DIRECTIONS
Below is a listing; write it out exactly and drop any images from it.

SOURCE DATA
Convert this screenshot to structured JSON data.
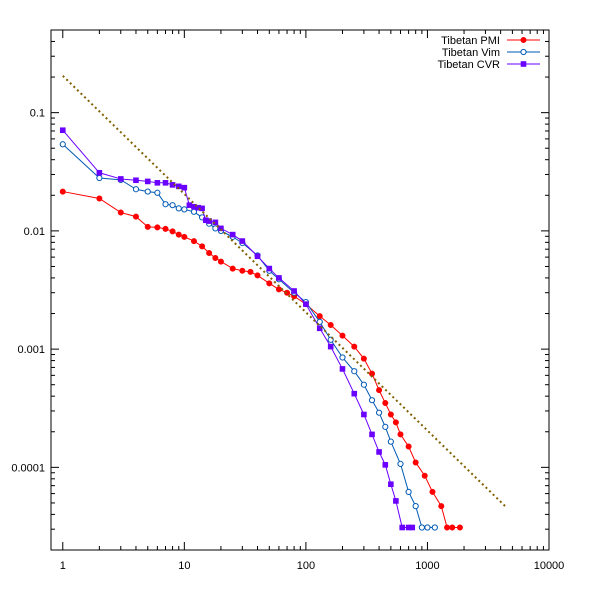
{
  "chart_data": {
    "type": "scatter",
    "title": "",
    "xlabel": "",
    "ylabel": "",
    "x_scale": "log",
    "y_scale": "log",
    "xlim": [
      0.8,
      10000
    ],
    "ylim": [
      2e-05,
      0.5
    ],
    "x_ticks": [
      1,
      10,
      100,
      1000,
      10000
    ],
    "x_tick_labels": [
      "1",
      "10",
      "100",
      "1000",
      "10000"
    ],
    "y_ticks": [
      0.0001,
      0.001,
      0.01,
      0.1
    ],
    "y_tick_labels": [
      "0.0001",
      "0.001",
      "0.01",
      "0.1"
    ],
    "grid": false,
    "legend_position": "top-right",
    "series": [
      {
        "name": "Tibetan PMI",
        "color": "#ff0000",
        "marker": "filled-circle",
        "points": [
          [
            1,
            0.0215
          ],
          [
            2,
            0.0188
          ],
          [
            3,
            0.0143
          ],
          [
            4,
            0.0132
          ],
          [
            5,
            0.0108
          ],
          [
            6,
            0.0107
          ],
          [
            7,
            0.0104
          ],
          [
            8,
            0.0099
          ],
          [
            9,
            0.0093
          ],
          [
            10,
            0.0089
          ],
          [
            12,
            0.0082
          ],
          [
            14,
            0.0074
          ],
          [
            16,
            0.0065
          ],
          [
            18,
            0.0059
          ],
          [
            20,
            0.0055
          ],
          [
            25,
            0.0048
          ],
          [
            30,
            0.0046
          ],
          [
            35,
            0.0045
          ],
          [
            40,
            0.0042
          ],
          [
            50,
            0.0036
          ],
          [
            60,
            0.0032
          ],
          [
            70,
            0.003
          ],
          [
            80,
            0.0028
          ],
          [
            100,
            0.0024
          ],
          [
            130,
            0.0019
          ],
          [
            160,
            0.0016
          ],
          [
            200,
            0.0013
          ],
          [
            250,
            0.00105
          ],
          [
            300,
            0.00083
          ],
          [
            350,
            0.00062
          ],
          [
            400,
            0.00045
          ],
          [
            450,
            0.00035
          ],
          [
            500,
            0.00028
          ],
          [
            550,
            0.00024
          ],
          [
            600,
            0.00019
          ],
          [
            700,
            0.00015
          ],
          [
            800,
            0.00011
          ],
          [
            950,
            8.5e-05
          ],
          [
            1100,
            6.2e-05
          ],
          [
            1300,
            4.7e-05
          ],
          [
            1450,
            3.1e-05
          ],
          [
            1600,
            3.1e-05
          ],
          [
            1850,
            3.1e-05
          ]
        ]
      },
      {
        "name": "Tibetan Vim",
        "color": "#005ab4",
        "marker": "open-circle",
        "points": [
          [
            1,
            0.054
          ],
          [
            2,
            0.028
          ],
          [
            3,
            0.027
          ],
          [
            4,
            0.0225
          ],
          [
            5,
            0.0215
          ],
          [
            6,
            0.021
          ],
          [
            7,
            0.0168
          ],
          [
            8,
            0.0165
          ],
          [
            9,
            0.0155
          ],
          [
            10,
            0.0152
          ],
          [
            12,
            0.0145
          ],
          [
            14,
            0.013
          ],
          [
            16,
            0.0115
          ],
          [
            18,
            0.0105
          ],
          [
            20,
            0.01
          ],
          [
            25,
            0.0089
          ],
          [
            30,
            0.0079
          ],
          [
            40,
            0.0062
          ],
          [
            50,
            0.0046
          ],
          [
            60,
            0.0039
          ],
          [
            80,
            0.003
          ],
          [
            100,
            0.0025
          ],
          [
            130,
            0.0017
          ],
          [
            160,
            0.0012
          ],
          [
            200,
            0.00085
          ],
          [
            250,
            0.00065
          ],
          [
            300,
            0.0005
          ],
          [
            350,
            0.00037
          ],
          [
            400,
            0.00029
          ],
          [
            450,
            0.00022
          ],
          [
            500,
            0.000165
          ],
          [
            600,
            0.000107
          ],
          [
            700,
            6.2e-05
          ],
          [
            800,
            4.7e-05
          ],
          [
            900,
            3.1e-05
          ],
          [
            1000,
            3.1e-05
          ],
          [
            1150,
            3.1e-05
          ]
        ]
      },
      {
        "name": "Tibetan CVR",
        "color": "#6a00ff",
        "marker": "filled-square",
        "points": [
          [
            1,
            0.071
          ],
          [
            2,
            0.031
          ],
          [
            3,
            0.0275
          ],
          [
            4,
            0.0268
          ],
          [
            5,
            0.0262
          ],
          [
            6,
            0.0255
          ],
          [
            7,
            0.0255
          ],
          [
            8,
            0.0245
          ],
          [
            9,
            0.0238
          ],
          [
            10,
            0.0232
          ],
          [
            11,
            0.0165
          ],
          [
            12,
            0.016
          ],
          [
            13,
            0.0157
          ],
          [
            14,
            0.0155
          ],
          [
            15,
            0.0123
          ],
          [
            16,
            0.0121
          ],
          [
            18,
            0.0118
          ],
          [
            20,
            0.0105
          ],
          [
            25,
            0.0093
          ],
          [
            30,
            0.0082
          ],
          [
            40,
            0.0061
          ],
          [
            50,
            0.0048
          ],
          [
            60,
            0.004
          ],
          [
            80,
            0.0031
          ],
          [
            100,
            0.0024
          ],
          [
            130,
            0.0015
          ],
          [
            160,
            0.00105
          ],
          [
            200,
            0.00068
          ],
          [
            250,
            0.00042
          ],
          [
            300,
            0.00028
          ],
          [
            350,
            0.00019
          ],
          [
            400,
            0.000135
          ],
          [
            450,
            0.000105
          ],
          [
            500,
            7.2e-05
          ],
          [
            550,
            5.2e-05
          ],
          [
            620,
            3.1e-05
          ],
          [
            700,
            3.1e-05
          ],
          [
            750,
            3.1e-05
          ]
        ]
      },
      {
        "name": "",
        "color": "#806000",
        "style": "dotted-line",
        "points": [
          [
            1,
            0.205
          ],
          [
            4500,
            4.55e-05
          ]
        ]
      }
    ]
  }
}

RESULT BELOW
Convert this screenshot to structured JSON data.
{
  "chart_data": {
    "type": "scatter",
    "title": "",
    "xlabel": "",
    "ylabel": "",
    "x_scale": "log",
    "y_scale": "log",
    "xlim": [
      0.8,
      10000
    ],
    "ylim": [
      2e-05,
      0.5
    ],
    "x_ticks": [
      1,
      10,
      100,
      1000,
      10000
    ],
    "x_tick_labels": [
      "1",
      "10",
      "100",
      "1000",
      "10000"
    ],
    "y_ticks": [
      0.0001,
      0.001,
      0.01,
      0.1
    ],
    "y_tick_labels": [
      "0.0001",
      "0.001",
      "0.01",
      "0.1"
    ],
    "grid": false,
    "legend_position": "top-right",
    "series": [
      {
        "name": "Tibetan PMI",
        "color": "#ff0000",
        "marker": "filled-circle",
        "points": [
          [
            1,
            0.0215
          ],
          [
            2,
            0.0188
          ],
          [
            3,
            0.0143
          ],
          [
            4,
            0.0132
          ],
          [
            5,
            0.0108
          ],
          [
            6,
            0.0107
          ],
          [
            7,
            0.0104
          ],
          [
            8,
            0.0099
          ],
          [
            9,
            0.0093
          ],
          [
            10,
            0.0089
          ],
          [
            12,
            0.0082
          ],
          [
            14,
            0.0074
          ],
          [
            16,
            0.0065
          ],
          [
            18,
            0.0059
          ],
          [
            20,
            0.0055
          ],
          [
            25,
            0.0048
          ],
          [
            30,
            0.0046
          ],
          [
            35,
            0.0045
          ],
          [
            40,
            0.0042
          ],
          [
            50,
            0.0036
          ],
          [
            60,
            0.0032
          ],
          [
            70,
            0.003
          ],
          [
            80,
            0.0028
          ],
          [
            100,
            0.0024
          ],
          [
            130,
            0.0019
          ],
          [
            160,
            0.0016
          ],
          [
            200,
            0.0013
          ],
          [
            250,
            0.00105
          ],
          [
            300,
            0.00083
          ],
          [
            350,
            0.00062
          ],
          [
            400,
            0.00045
          ],
          [
            450,
            0.00035
          ],
          [
            500,
            0.00028
          ],
          [
            550,
            0.00024
          ],
          [
            600,
            0.00019
          ],
          [
            700,
            0.00015
          ],
          [
            800,
            0.00011
          ],
          [
            950,
            8.5e-05
          ],
          [
            1100,
            6.2e-05
          ],
          [
            1300,
            4.7e-05
          ],
          [
            1450,
            3.1e-05
          ],
          [
            1600,
            3.1e-05
          ],
          [
            1850,
            3.1e-05
          ]
        ]
      },
      {
        "name": "Tibetan Vim",
        "color": "#005ab4",
        "marker": "open-circle",
        "points": [
          [
            1,
            0.054
          ],
          [
            2,
            0.028
          ],
          [
            3,
            0.027
          ],
          [
            4,
            0.0225
          ],
          [
            5,
            0.0215
          ],
          [
            6,
            0.021
          ],
          [
            7,
            0.0168
          ],
          [
            8,
            0.0165
          ],
          [
            9,
            0.0155
          ],
          [
            10,
            0.0152
          ],
          [
            12,
            0.0145
          ],
          [
            14,
            0.013
          ],
          [
            16,
            0.0115
          ],
          [
            18,
            0.0105
          ],
          [
            20,
            0.01
          ],
          [
            25,
            0.0089
          ],
          [
            30,
            0.0079
          ],
          [
            40,
            0.0062
          ],
          [
            50,
            0.0046
          ],
          [
            60,
            0.0039
          ],
          [
            80,
            0.003
          ],
          [
            100,
            0.0025
          ],
          [
            130,
            0.0017
          ],
          [
            160,
            0.0012
          ],
          [
            200,
            0.00085
          ],
          [
            250,
            0.00065
          ],
          [
            300,
            0.0005
          ],
          [
            350,
            0.00037
          ],
          [
            400,
            0.00029
          ],
          [
            450,
            0.00022
          ],
          [
            500,
            0.000165
          ],
          [
            600,
            0.000107
          ],
          [
            700,
            6.2e-05
          ],
          [
            800,
            4.7e-05
          ],
          [
            900,
            3.1e-05
          ],
          [
            1000,
            3.1e-05
          ],
          [
            1150,
            3.1e-05
          ]
        ]
      },
      {
        "name": "Tibetan CVR",
        "color": "#6a00ff",
        "marker": "filled-square",
        "points": [
          [
            1,
            0.071
          ],
          [
            2,
            0.031
          ],
          [
            3,
            0.0275
          ],
          [
            4,
            0.0268
          ],
          [
            5,
            0.0262
          ],
          [
            6,
            0.0255
          ],
          [
            7,
            0.0255
          ],
          [
            8,
            0.0245
          ],
          [
            9,
            0.0238
          ],
          [
            10,
            0.0232
          ],
          [
            11,
            0.0165
          ],
          [
            12,
            0.016
          ],
          [
            13,
            0.0157
          ],
          [
            14,
            0.0155
          ],
          [
            15,
            0.0123
          ],
          [
            16,
            0.0121
          ],
          [
            18,
            0.0118
          ],
          [
            20,
            0.0105
          ],
          [
            25,
            0.0093
          ],
          [
            30,
            0.0082
          ],
          [
            40,
            0.0061
          ],
          [
            50,
            0.0048
          ],
          [
            60,
            0.004
          ],
          [
            80,
            0.0031
          ],
          [
            100,
            0.0024
          ],
          [
            130,
            0.0015
          ],
          [
            160,
            0.00105
          ],
          [
            200,
            0.00068
          ],
          [
            250,
            0.00042
          ],
          [
            300,
            0.00028
          ],
          [
            350,
            0.00019
          ],
          [
            400,
            0.000135
          ],
          [
            450,
            0.000105
          ],
          [
            500,
            7.2e-05
          ],
          [
            550,
            5.2e-05
          ],
          [
            620,
            3.1e-05
          ],
          [
            700,
            3.1e-05
          ],
          [
            750,
            3.1e-05
          ]
        ]
      },
      {
        "name": "",
        "color": "#806000",
        "style": "dotted-line",
        "points": [
          [
            1,
            0.205
          ],
          [
            4500,
            4.55e-05
          ]
        ]
      }
    ]
  }
}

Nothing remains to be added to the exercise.